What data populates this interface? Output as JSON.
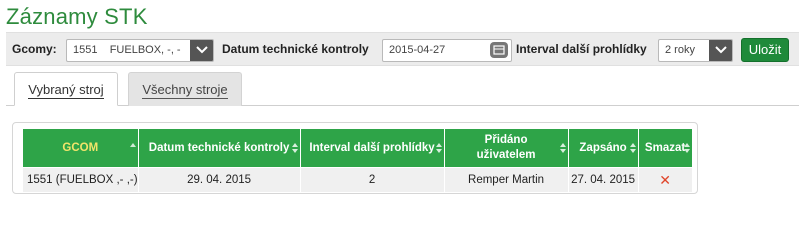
{
  "page": {
    "title": "Záznamy STK"
  },
  "filters": {
    "gcom_label": "Gcomy:",
    "gcom_value": "1551    FUELBOX, -, -",
    "date_label": "Datum technické kontroly",
    "date_value": "2015-04-27",
    "interval_label": "Interval další prohlídky",
    "interval_value": "2 roky",
    "save_label": "Uložit"
  },
  "tabs": [
    {
      "label": "Vybraný stroj",
      "active": true
    },
    {
      "label": "Všechny stroje",
      "active": false
    }
  ],
  "table": {
    "headers": {
      "gcom": "GCOM",
      "date": "Datum technické kontroly",
      "interval": "Interval další prohlídky",
      "added_by_line1": "Přidáno",
      "added_by_line2": "uživatelem",
      "written": "Zapsáno",
      "delete": "Smazat"
    },
    "rows": [
      {
        "gcom": "1551 (FUELBOX ,- ,-)",
        "date": "29. 04. 2015",
        "interval": "2",
        "added_by": "Remper Martin",
        "written": "27. 04. 2015",
        "delete_icon": "delete-x-icon"
      }
    ]
  },
  "colors": {
    "title": "#2e8b3d",
    "header_bg": "#2ea448",
    "gcom_header_text": "#f1e46a",
    "save_button": "#1f8a3a",
    "delete_icon": "#e0452a"
  }
}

☆ ☆ ☆ ☆

The listing above needs to be output again exactly. Don't include the pictures.

What data populates this interface? Output as JSON.
{
  "page": {
    "title": "Záznamy STK"
  },
  "filters": {
    "gcom_label": "Gcomy:",
    "gcom_value": "1551    FUELBOX, -, -",
    "date_label": "Datum technické kontroly",
    "date_value": "2015-04-27",
    "interval_label": "Interval další prohlídky",
    "interval_value": "2 roky",
    "save_label": "Uložit"
  },
  "tabs": [
    {
      "label": "Vybraný stroj",
      "active": true
    },
    {
      "label": "Všechny stroje",
      "active": false
    }
  ],
  "table": {
    "headers": {
      "gcom": "GCOM",
      "date": "Datum technické kontroly",
      "interval": "Interval další prohlídky",
      "added_by_line1": "Přidáno",
      "added_by_line2": "uživatelem",
      "written": "Zapsáno",
      "delete": "Smazat"
    },
    "rows": [
      {
        "gcom": "1551 (FUELBOX ,- ,-)",
        "date": "29. 04. 2015",
        "interval": "2",
        "added_by": "Remper Martin",
        "written": "27. 04. 2015",
        "delete_icon": "delete-x-icon"
      }
    ]
  },
  "colors": {
    "title": "#2e8b3d",
    "header_bg": "#2ea448",
    "gcom_header_text": "#f1e46a",
    "save_button": "#1f8a3a",
    "delete_icon": "#e0452a"
  }
}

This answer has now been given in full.